Items from a data source »
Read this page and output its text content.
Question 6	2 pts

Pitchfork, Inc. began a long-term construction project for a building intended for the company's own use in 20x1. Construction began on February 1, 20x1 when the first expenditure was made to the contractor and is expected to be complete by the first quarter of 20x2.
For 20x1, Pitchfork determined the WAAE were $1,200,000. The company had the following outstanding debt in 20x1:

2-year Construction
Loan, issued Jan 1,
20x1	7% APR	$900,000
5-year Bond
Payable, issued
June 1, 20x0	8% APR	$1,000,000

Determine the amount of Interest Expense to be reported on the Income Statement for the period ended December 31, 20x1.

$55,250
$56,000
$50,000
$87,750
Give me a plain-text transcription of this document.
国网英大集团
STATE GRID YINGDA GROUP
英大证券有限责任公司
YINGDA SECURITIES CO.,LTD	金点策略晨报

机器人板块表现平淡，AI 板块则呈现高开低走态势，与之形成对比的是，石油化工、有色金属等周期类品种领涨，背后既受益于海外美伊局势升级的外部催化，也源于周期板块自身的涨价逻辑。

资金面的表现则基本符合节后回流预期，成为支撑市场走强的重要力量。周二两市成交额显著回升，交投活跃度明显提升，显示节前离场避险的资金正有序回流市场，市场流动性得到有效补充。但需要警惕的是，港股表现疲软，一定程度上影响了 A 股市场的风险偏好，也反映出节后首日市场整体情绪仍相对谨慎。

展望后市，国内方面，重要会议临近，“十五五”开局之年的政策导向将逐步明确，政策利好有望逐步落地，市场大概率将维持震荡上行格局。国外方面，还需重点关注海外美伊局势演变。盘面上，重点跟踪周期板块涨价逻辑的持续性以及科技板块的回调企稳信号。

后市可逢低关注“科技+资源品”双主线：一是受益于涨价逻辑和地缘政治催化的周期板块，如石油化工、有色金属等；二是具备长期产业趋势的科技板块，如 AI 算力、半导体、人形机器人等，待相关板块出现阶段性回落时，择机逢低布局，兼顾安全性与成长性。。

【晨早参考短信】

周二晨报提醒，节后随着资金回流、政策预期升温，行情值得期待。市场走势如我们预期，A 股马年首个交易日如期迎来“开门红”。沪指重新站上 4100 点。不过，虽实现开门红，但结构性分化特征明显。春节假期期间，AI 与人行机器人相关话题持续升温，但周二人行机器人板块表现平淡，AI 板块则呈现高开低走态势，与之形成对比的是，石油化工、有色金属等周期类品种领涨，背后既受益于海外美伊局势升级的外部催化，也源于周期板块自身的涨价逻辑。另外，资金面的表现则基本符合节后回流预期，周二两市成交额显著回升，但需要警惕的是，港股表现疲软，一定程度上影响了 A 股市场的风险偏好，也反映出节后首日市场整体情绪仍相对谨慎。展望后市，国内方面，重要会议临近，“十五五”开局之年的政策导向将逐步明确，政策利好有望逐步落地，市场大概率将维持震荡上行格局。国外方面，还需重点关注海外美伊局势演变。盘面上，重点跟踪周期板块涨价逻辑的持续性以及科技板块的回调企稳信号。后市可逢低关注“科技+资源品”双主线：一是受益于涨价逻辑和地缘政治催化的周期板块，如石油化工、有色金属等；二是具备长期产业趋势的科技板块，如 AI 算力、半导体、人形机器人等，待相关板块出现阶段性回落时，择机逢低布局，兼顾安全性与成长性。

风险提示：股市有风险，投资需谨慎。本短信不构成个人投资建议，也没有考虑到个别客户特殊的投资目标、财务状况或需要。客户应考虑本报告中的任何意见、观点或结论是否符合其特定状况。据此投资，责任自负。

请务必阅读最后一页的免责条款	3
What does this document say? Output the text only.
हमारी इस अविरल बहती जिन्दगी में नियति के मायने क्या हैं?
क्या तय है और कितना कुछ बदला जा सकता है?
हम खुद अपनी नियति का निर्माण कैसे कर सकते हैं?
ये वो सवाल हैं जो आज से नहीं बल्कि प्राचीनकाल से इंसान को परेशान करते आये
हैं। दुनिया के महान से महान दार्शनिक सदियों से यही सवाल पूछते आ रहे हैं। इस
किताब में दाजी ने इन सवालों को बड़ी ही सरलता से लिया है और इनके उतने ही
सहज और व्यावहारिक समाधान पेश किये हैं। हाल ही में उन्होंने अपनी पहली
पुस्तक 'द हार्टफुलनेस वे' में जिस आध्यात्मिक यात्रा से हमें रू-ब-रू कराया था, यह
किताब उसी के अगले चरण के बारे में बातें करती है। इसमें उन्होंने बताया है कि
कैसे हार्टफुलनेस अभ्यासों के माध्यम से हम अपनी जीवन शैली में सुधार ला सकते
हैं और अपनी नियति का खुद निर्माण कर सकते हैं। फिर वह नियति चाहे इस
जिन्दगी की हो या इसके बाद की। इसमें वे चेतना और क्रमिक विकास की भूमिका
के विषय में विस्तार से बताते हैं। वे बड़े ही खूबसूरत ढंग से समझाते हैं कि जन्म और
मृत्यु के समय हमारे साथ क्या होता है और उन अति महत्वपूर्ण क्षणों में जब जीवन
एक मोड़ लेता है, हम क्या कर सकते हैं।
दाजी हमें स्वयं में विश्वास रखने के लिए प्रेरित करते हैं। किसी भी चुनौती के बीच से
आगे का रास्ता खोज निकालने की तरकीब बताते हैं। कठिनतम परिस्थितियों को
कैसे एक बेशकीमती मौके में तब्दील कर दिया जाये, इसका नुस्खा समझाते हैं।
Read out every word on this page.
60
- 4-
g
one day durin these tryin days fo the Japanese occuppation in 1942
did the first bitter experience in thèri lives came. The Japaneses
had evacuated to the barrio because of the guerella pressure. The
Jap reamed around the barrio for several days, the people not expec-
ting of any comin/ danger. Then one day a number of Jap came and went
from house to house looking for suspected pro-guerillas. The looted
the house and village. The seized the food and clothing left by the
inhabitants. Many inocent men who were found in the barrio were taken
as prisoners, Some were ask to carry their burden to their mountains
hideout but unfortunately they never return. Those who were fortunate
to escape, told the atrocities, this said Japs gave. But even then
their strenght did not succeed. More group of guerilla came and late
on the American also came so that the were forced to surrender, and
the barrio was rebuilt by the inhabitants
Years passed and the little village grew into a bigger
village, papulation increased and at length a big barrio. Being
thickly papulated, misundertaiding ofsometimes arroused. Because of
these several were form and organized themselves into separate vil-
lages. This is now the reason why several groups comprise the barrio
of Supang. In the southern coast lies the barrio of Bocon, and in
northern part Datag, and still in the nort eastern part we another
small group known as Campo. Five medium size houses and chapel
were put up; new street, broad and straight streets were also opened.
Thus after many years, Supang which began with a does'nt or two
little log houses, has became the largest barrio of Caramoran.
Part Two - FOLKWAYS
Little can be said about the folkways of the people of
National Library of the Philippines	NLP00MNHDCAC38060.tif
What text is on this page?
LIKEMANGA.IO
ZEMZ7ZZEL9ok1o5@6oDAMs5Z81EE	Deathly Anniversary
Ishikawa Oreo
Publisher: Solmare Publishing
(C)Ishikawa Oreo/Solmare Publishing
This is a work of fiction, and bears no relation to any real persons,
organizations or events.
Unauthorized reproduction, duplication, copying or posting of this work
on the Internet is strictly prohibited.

Task to complete » Copy each line of the listing that contains the string "What".

Solution to the problem »
What does this document say? Output the text only.
What text is on this page?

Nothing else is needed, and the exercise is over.